Task details = Pull out every line from the listing that has the word "source".

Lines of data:
....
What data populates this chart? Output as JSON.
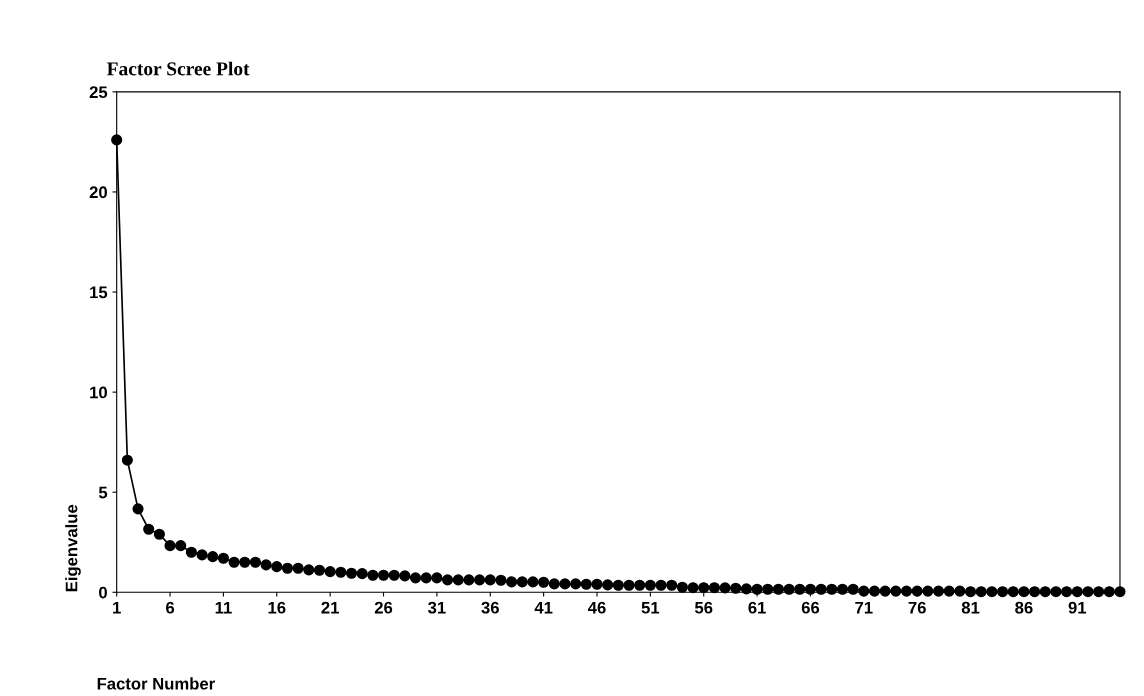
{
  "chart_data": {
    "type": "line",
    "title": "Factor Scree Plot",
    "xlabel": "Factor Number",
    "ylabel": "Eigenvalue",
    "categories": [
      "1",
      null,
      null,
      null,
      null,
      "6",
      null,
      null,
      null,
      null,
      "11",
      null,
      null,
      null,
      null,
      "16",
      null,
      null,
      null,
      null,
      "21",
      null,
      null,
      null,
      null,
      "26",
      null,
      null,
      null,
      null,
      "31",
      null,
      null,
      null,
      null,
      "36",
      null,
      null,
      null,
      null,
      "41",
      null,
      null,
      null,
      null,
      "46",
      null,
      null,
      null,
      null,
      "51",
      null,
      null,
      null,
      null,
      "56",
      null,
      null,
      null,
      null,
      "61",
      null,
      null,
      null,
      null,
      "66",
      null,
      null,
      null,
      null,
      "71",
      null,
      null,
      null,
      null,
      "76",
      null,
      null,
      null,
      null,
      "81",
      null,
      null,
      null,
      null,
      "86",
      null,
      null,
      null,
      null,
      "91",
      null,
      null,
      null,
      null
    ],
    "series": [
      {
        "color": "#000000",
        "values": [
          22.6,
          6.6,
          4.17,
          3.15,
          2.9,
          2.33,
          2.33,
          2.0,
          1.87,
          1.78,
          1.7,
          1.5,
          1.5,
          1.5,
          1.37,
          1.28,
          1.2,
          1.2,
          1.12,
          1.1,
          1.03,
          1.0,
          0.95,
          0.93,
          0.85,
          0.85,
          0.85,
          0.82,
          0.72,
          0.72,
          0.72,
          0.62,
          0.62,
          0.62,
          0.62,
          0.62,
          0.6,
          0.52,
          0.52,
          0.52,
          0.5,
          0.42,
          0.42,
          0.42,
          0.4,
          0.4,
          0.37,
          0.35,
          0.35,
          0.35,
          0.35,
          0.35,
          0.35,
          0.25,
          0.23,
          0.23,
          0.23,
          0.22,
          0.2,
          0.17,
          0.15,
          0.15,
          0.15,
          0.15,
          0.15,
          0.15,
          0.15,
          0.15,
          0.15,
          0.15,
          0.06,
          0.06,
          0.06,
          0.06,
          0.06,
          0.06,
          0.06,
          0.06,
          0.06,
          0.06,
          0.03,
          0.03,
          0.03,
          0.03,
          0.03,
          0.03,
          0.03,
          0.03,
          0.03,
          0.03,
          0.03,
          0.03,
          0.03,
          0.03,
          0.03
        ]
      }
    ],
    "ylim": [
      0,
      25
    ],
    "yticks": [
      0,
      5,
      10,
      15,
      20,
      25
    ],
    "grid": false,
    "marker": "circle",
    "line_style": "solid"
  }
}
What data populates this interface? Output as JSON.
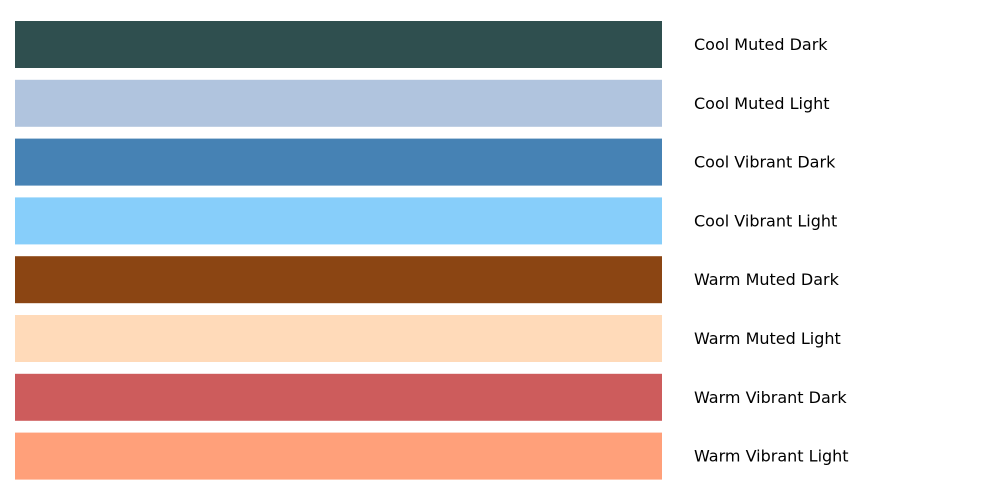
{
  "chart_data": {
    "type": "bar",
    "orientation": "horizontal",
    "title": "",
    "xlabel": "",
    "ylabel": "",
    "grid": false,
    "axes_visible": false,
    "categories": [
      "Cool Muted Dark",
      "Cool Muted Light",
      "Cool Vibrant Dark",
      "Cool Vibrant Light",
      "Warm Muted Dark",
      "Warm Muted Light",
      "Warm Vibrant Dark",
      "Warm Vibrant Light"
    ],
    "values": [
      1,
      1,
      1,
      1,
      1,
      1,
      1,
      1
    ],
    "colors": [
      "#2F4F4F",
      "#B0C4DE",
      "#4682B4",
      "#87CEFA",
      "#8B4513",
      "#FFDAB9",
      "#CD5C5C",
      "#FFA07A"
    ]
  }
}
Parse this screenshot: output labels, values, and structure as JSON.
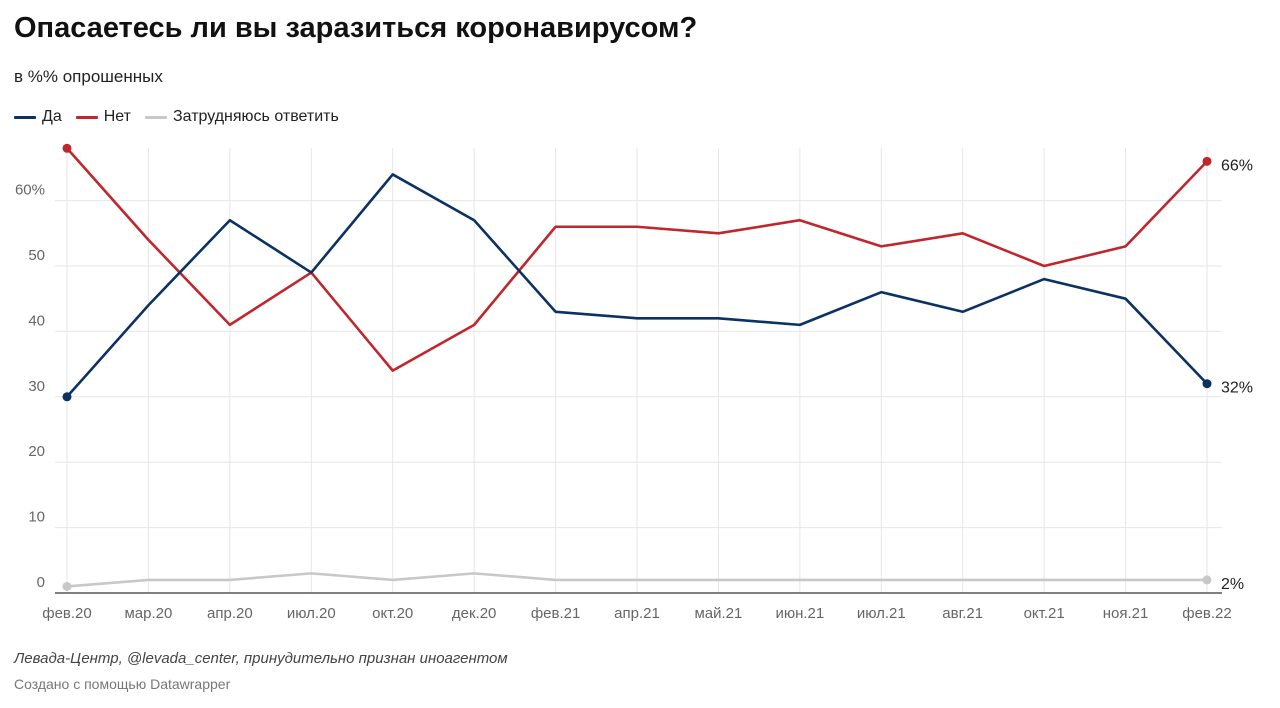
{
  "header": {
    "title": "Опасаетесь ли вы заразиться коронавирусом?",
    "subtitle": "в %% опрошенных"
  },
  "footer": {
    "source": "Левада-Центр, @levada_center, принудительно признан иноагентом",
    "credit": "Создано с помощью Datawrapper"
  },
  "chart_data": {
    "type": "line",
    "title": "Опасаетесь ли вы заразиться коронавирусом?",
    "subtitle": "в %% опрошенных",
    "xlabel": "",
    "ylabel": "",
    "ylim": [
      0,
      68
    ],
    "yticks": [
      0,
      10,
      20,
      30,
      40,
      50,
      60
    ],
    "ytick_labels": [
      "0",
      "10",
      "20",
      "30",
      "40",
      "50",
      "60%"
    ],
    "grid": true,
    "legend_position": "top-left",
    "categories": [
      "фев.20",
      "мар.20",
      "апр.20",
      "июл.20",
      "окт.20",
      "дек.20",
      "фев.21",
      "апр.21",
      "май.21",
      "июн.21",
      "июл.21",
      "авг.21",
      "окт.21",
      "ноя.21",
      "фев.22"
    ],
    "series": [
      {
        "name": "Да",
        "color": "#0b3263",
        "values": [
          30,
          44,
          57,
          49,
          64,
          57,
          43,
          42,
          42,
          41,
          46,
          43,
          48,
          45,
          32
        ],
        "end_label": "32%"
      },
      {
        "name": "Нет",
        "color": "#c0272d",
        "values": [
          68,
          54,
          41,
          49,
          34,
          41,
          56,
          56,
          55,
          57,
          53,
          55,
          50,
          53,
          66
        ],
        "end_label": "66%"
      },
      {
        "name": "Затрудняюсь ответить",
        "color": "#c8c8c8",
        "values": [
          1,
          2,
          2,
          3,
          2,
          3,
          2,
          2,
          2,
          2,
          2,
          2,
          2,
          2,
          2
        ],
        "end_label": "2%"
      }
    ]
  }
}
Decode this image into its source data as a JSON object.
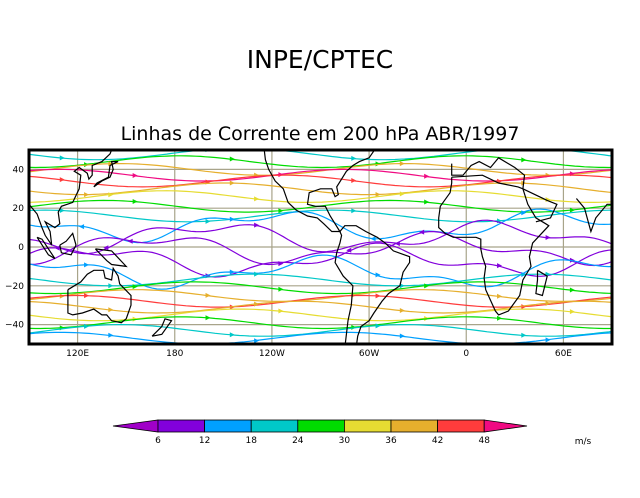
{
  "header": {
    "title": "INPE/CPTEC",
    "subtitle": "Linhas de Corrente em 200 hPa ABR/1997"
  },
  "map": {
    "lat_ticks": [
      {
        "value": 40,
        "label": "40"
      },
      {
        "value": 20,
        "label": "20"
      },
      {
        "value": 0,
        "label": "0"
      },
      {
        "value": -20,
        "label": "−20"
      },
      {
        "value": -40,
        "label": "−40"
      }
    ],
    "lon_ticks": [
      {
        "value": 120,
        "label": "120E"
      },
      {
        "value": 180,
        "label": "180"
      },
      {
        "value": 240,
        "label": "120W"
      },
      {
        "value": 300,
        "label": "60W"
      },
      {
        "value": 360,
        "label": "0"
      },
      {
        "value": 420,
        "label": "60E"
      }
    ],
    "lon_range": [
      90,
      450
    ],
    "lat_range": [
      -50,
      50
    ],
    "grid_color": "#a8a48a"
  },
  "colorbar": {
    "labels": [
      "6",
      "12",
      "18",
      "24",
      "30",
      "36",
      "42",
      "48"
    ],
    "colors": [
      "#a000c8",
      "#8200dc",
      "#00a0ff",
      "#00c8c8",
      "#00dc00",
      "#e6dc32",
      "#e6af2d",
      "#ff3c3c",
      "#f00a82"
    ],
    "units": "m/s"
  },
  "streamlines": [
    {
      "lat": 48,
      "speed_class": 3
    },
    {
      "lat": 44,
      "speed_class": 4
    },
    {
      "lat": 40,
      "speed_class": 6
    },
    {
      "lat": 37,
      "speed_class": 8
    },
    {
      "lat": 34,
      "speed_class": 7
    },
    {
      "lat": 30,
      "speed_class": 6
    },
    {
      "lat": 26,
      "speed_class": 5
    },
    {
      "lat": 21,
      "speed_class": 4
    },
    {
      "lat": 16,
      "speed_class": 3
    },
    {
      "lat": 11,
      "speed_class": 2
    },
    {
      "lat": 5,
      "speed_class": 1
    },
    {
      "lat": -1,
      "speed_class": 1
    },
    {
      "lat": -7,
      "speed_class": 1
    },
    {
      "lat": -13,
      "speed_class": 2
    },
    {
      "lat": -17,
      "speed_class": 3
    },
    {
      "lat": -21,
      "speed_class": 4
    },
    {
      "lat": -25,
      "speed_class": 6
    },
    {
      "lat": -28,
      "speed_class": 7
    },
    {
      "lat": -31,
      "speed_class": 6
    },
    {
      "lat": -35,
      "speed_class": 5
    },
    {
      "lat": -39,
      "speed_class": 4
    },
    {
      "lat": -43,
      "speed_class": 3
    },
    {
      "lat": -47,
      "speed_class": 2
    }
  ]
}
....
Expected answer =
    "source": "Левада-Центр, @levada_center, принудительно признан иноагентом",
Decode this image into its source data as a JSON object.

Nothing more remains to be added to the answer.